Rewrite everything from the start of the records down to and including the line containing "dropdown-option[interactable]: US SICK" as a Markdown table with the columns Row and Line, numbering each row and leaving out blank lines.
+++
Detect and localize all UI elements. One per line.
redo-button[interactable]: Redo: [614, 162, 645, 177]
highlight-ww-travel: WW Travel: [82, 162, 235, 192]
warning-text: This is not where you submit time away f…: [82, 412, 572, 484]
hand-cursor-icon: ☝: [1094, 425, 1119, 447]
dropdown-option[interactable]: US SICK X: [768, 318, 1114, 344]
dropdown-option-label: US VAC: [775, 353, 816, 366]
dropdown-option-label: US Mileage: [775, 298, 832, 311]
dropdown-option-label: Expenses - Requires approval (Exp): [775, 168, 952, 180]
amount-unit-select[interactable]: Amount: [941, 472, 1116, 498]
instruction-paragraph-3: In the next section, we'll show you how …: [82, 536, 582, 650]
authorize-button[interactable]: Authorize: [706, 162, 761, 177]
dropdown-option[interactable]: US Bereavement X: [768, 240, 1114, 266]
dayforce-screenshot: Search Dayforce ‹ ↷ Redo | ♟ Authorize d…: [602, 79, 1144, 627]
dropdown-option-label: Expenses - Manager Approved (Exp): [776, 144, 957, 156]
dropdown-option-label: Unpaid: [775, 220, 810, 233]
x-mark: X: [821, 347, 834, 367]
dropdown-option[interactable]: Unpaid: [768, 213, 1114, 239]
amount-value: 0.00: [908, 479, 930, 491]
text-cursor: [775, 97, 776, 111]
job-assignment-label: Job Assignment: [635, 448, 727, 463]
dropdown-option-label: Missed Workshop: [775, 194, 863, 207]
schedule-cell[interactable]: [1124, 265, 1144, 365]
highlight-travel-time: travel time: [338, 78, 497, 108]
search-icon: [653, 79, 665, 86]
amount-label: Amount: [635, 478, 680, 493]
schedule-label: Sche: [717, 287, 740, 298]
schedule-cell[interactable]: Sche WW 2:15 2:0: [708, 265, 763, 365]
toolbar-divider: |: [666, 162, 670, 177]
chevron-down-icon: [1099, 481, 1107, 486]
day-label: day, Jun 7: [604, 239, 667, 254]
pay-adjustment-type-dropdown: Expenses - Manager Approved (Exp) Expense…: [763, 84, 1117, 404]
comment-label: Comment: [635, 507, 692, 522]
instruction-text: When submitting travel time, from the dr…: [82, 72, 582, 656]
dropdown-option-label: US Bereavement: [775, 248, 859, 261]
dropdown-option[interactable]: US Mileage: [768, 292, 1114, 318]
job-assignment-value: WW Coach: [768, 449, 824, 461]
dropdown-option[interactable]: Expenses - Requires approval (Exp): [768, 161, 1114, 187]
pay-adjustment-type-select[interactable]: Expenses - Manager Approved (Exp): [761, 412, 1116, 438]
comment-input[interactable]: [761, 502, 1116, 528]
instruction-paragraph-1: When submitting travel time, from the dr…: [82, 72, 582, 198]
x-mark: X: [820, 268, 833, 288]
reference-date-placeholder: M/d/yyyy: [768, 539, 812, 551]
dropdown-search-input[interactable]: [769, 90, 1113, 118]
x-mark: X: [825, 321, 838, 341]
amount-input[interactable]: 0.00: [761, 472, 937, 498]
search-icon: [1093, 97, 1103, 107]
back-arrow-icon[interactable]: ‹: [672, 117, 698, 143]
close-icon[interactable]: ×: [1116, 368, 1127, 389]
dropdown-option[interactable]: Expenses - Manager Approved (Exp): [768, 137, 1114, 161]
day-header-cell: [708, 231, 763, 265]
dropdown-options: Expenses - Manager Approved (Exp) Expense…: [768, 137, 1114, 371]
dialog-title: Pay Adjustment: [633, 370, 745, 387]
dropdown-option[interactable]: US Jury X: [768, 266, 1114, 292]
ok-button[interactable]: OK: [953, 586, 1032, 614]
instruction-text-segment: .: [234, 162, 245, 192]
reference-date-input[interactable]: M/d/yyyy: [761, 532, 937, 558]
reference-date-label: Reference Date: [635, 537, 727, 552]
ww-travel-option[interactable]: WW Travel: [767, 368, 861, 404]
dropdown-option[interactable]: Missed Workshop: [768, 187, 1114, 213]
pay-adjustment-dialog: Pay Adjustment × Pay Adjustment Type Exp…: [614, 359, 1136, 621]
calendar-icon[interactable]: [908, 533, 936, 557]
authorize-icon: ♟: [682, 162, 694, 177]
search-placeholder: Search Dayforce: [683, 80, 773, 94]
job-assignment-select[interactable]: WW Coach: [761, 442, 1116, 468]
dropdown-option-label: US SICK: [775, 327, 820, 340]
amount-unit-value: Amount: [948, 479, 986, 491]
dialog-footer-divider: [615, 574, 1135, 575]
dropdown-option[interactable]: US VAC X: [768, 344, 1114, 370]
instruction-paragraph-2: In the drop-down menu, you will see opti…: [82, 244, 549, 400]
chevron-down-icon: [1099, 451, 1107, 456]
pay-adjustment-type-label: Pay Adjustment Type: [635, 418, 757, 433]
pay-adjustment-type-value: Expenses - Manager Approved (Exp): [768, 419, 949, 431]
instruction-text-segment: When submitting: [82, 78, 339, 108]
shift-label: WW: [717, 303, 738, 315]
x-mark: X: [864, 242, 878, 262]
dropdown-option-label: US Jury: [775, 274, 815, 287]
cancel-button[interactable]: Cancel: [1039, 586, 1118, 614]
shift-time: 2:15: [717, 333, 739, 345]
+++
SOLUTION TO THIS PROBLEM =>
| Row | Line |
|---|---|
| 1 | Detect and localize all UI elements. One per line. |
| 2 | redo-button[interactable]: Redo: [614, 162, 645, 177] |
| 3 | highlight-ww-travel: WW Travel: [82, 162, 235, 192] |
| 4 | warning-text: This is not where you submit time away f…: [82, 412, 572, 484] |
| 5 | hand-cursor-icon: ☝: [1094, 425, 1119, 447] |
| 6 | dropdown-option[interactable]: US SICK X: [768, 318, 1114, 344] |